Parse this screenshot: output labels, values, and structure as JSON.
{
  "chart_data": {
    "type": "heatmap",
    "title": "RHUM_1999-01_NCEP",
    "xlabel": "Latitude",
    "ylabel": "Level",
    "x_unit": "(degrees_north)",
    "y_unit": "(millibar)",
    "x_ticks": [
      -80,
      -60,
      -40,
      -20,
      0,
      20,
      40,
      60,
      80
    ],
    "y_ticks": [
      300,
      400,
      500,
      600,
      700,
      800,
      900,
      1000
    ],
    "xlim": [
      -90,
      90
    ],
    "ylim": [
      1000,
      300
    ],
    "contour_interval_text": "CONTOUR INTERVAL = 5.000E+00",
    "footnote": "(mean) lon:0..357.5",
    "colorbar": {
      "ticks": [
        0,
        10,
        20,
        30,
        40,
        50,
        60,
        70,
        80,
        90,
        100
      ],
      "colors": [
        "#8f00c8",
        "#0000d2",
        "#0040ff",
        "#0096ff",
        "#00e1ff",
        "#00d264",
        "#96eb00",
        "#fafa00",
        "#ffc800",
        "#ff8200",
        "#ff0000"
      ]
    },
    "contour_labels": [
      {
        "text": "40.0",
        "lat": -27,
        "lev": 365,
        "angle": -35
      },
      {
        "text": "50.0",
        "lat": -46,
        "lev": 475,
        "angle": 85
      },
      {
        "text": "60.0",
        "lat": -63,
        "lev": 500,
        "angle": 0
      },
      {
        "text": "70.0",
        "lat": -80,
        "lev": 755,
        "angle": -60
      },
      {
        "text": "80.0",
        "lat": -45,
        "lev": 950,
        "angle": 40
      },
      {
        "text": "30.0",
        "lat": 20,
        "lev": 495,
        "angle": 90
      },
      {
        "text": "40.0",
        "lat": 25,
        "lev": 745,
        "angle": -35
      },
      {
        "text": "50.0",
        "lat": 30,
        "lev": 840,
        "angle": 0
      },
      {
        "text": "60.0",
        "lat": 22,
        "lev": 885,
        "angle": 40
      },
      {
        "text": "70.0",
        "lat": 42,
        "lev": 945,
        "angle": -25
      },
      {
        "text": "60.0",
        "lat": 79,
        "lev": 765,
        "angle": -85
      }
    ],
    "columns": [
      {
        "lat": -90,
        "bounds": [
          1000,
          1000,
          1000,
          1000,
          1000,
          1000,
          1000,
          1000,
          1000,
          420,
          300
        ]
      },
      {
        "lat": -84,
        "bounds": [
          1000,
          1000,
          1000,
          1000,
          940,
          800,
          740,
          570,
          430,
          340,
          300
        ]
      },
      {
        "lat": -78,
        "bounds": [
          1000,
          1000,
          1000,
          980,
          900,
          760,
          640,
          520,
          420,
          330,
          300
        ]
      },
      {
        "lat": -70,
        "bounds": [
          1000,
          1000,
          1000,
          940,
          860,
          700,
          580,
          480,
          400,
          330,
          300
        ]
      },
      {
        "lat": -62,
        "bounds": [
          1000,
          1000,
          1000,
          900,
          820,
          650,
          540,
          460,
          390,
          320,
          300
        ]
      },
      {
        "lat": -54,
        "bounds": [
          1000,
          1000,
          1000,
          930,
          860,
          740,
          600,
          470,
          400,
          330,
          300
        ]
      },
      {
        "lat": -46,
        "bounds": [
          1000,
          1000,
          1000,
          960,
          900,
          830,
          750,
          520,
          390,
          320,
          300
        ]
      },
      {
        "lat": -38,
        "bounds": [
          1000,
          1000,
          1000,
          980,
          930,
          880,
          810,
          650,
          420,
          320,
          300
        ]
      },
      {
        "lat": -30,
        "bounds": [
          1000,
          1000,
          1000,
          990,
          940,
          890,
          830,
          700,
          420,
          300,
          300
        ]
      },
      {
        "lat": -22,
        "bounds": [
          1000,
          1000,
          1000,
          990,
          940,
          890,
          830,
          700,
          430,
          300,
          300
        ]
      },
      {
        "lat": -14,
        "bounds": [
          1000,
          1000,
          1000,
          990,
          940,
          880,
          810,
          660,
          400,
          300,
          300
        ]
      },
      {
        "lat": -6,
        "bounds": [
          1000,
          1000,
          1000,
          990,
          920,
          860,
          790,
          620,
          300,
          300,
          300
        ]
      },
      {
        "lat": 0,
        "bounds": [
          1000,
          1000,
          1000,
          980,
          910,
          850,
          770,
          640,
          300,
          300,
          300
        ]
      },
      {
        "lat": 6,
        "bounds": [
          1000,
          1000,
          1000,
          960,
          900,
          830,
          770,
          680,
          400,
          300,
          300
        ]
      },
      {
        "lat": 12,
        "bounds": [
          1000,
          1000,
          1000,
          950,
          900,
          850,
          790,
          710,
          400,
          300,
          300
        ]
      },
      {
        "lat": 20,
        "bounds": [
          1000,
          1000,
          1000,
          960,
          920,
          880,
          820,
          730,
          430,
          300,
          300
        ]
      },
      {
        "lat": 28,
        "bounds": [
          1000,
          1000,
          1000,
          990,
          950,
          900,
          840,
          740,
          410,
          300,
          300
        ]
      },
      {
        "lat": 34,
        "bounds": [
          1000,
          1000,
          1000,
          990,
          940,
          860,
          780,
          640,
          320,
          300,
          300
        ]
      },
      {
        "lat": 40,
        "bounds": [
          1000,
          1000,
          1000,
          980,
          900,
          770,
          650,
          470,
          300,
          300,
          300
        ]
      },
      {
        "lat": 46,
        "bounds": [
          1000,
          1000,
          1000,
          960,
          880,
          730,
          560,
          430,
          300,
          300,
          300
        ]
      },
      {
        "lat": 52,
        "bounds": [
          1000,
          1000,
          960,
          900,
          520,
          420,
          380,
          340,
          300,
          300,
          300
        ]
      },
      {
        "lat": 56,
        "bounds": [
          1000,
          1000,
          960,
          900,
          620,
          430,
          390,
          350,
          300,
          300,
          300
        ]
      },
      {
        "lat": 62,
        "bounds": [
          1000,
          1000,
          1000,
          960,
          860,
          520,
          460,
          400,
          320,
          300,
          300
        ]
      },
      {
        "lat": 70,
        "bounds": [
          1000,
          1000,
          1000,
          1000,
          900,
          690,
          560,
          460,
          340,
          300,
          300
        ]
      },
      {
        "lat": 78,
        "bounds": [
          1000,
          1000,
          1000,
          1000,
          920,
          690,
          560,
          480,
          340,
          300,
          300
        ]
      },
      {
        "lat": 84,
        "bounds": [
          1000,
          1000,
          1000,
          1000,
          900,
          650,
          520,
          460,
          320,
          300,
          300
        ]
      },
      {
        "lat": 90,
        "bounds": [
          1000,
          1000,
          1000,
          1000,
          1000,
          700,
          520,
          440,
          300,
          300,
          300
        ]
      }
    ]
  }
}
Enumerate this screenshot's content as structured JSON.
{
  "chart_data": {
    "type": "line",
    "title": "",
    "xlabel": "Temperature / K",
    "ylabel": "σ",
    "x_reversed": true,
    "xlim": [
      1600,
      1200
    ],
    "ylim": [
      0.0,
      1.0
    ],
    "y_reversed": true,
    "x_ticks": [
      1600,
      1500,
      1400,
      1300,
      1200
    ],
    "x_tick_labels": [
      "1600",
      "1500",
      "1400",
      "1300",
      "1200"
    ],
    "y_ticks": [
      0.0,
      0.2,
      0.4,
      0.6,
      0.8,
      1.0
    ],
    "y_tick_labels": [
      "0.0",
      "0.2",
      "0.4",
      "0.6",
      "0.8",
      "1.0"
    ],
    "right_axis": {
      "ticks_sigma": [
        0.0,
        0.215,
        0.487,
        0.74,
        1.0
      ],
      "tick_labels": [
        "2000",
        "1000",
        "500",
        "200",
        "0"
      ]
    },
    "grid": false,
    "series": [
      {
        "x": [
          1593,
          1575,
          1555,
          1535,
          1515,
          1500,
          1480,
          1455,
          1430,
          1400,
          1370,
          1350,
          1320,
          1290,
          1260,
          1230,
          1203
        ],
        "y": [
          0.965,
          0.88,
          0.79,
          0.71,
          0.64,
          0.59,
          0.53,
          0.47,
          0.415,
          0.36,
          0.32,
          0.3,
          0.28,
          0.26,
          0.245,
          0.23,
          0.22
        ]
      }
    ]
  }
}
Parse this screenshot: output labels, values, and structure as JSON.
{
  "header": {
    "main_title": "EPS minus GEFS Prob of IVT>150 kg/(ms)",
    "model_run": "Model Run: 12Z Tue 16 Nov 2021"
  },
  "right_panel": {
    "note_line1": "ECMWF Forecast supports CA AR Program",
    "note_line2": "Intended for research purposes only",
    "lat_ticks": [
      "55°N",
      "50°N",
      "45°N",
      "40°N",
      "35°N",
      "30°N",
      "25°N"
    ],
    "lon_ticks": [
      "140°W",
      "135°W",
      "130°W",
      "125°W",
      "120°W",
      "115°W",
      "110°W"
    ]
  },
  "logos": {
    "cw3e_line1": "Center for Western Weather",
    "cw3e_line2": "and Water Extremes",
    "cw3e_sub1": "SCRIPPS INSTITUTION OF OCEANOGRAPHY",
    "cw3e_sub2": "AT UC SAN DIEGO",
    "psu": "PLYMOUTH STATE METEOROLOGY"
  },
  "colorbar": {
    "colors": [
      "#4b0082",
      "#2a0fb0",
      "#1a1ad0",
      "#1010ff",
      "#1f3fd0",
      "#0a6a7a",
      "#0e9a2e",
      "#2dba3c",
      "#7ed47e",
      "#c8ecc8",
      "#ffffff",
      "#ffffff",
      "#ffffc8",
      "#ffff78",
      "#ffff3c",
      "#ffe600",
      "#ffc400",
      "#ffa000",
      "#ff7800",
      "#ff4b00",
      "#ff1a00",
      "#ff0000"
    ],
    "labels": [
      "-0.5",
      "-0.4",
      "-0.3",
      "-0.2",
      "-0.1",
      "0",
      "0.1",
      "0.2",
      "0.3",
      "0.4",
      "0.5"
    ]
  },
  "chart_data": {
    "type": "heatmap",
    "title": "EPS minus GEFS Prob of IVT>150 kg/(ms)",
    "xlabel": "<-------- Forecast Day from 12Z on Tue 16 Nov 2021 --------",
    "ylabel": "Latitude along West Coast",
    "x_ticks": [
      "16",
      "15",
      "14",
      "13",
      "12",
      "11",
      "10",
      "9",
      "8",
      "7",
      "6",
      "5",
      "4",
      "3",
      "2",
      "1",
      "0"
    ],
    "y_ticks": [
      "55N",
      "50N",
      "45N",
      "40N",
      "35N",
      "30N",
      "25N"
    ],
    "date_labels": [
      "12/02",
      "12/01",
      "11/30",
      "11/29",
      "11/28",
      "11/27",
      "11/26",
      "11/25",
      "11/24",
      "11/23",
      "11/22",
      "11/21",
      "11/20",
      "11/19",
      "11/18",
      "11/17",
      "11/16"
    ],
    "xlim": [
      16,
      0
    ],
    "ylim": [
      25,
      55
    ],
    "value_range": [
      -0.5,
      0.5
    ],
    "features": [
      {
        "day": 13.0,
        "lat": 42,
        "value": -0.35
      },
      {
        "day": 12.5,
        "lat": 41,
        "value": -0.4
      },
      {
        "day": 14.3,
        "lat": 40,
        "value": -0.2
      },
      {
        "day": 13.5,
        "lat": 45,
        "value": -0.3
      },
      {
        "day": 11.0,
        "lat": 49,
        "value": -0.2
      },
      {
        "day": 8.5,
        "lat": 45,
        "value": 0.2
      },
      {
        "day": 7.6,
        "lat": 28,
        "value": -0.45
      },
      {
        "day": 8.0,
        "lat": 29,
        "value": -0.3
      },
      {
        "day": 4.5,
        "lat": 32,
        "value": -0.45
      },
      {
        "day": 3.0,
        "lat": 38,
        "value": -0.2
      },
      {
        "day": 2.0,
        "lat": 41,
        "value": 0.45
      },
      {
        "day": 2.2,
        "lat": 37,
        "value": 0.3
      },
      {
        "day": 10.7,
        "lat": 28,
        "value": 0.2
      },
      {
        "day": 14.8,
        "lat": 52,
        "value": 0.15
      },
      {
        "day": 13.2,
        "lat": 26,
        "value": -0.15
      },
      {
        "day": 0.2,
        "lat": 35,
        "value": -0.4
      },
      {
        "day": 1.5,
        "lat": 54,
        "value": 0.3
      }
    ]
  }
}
_ _ _ _ _
__EXERCISE PROMPT__.
Filter the records for lines holding the string "Latitude". Copy each one.

__TASK RESULT__.
    "xlabel": "Latitude",
    "ylabel": "Latitude along West Coast",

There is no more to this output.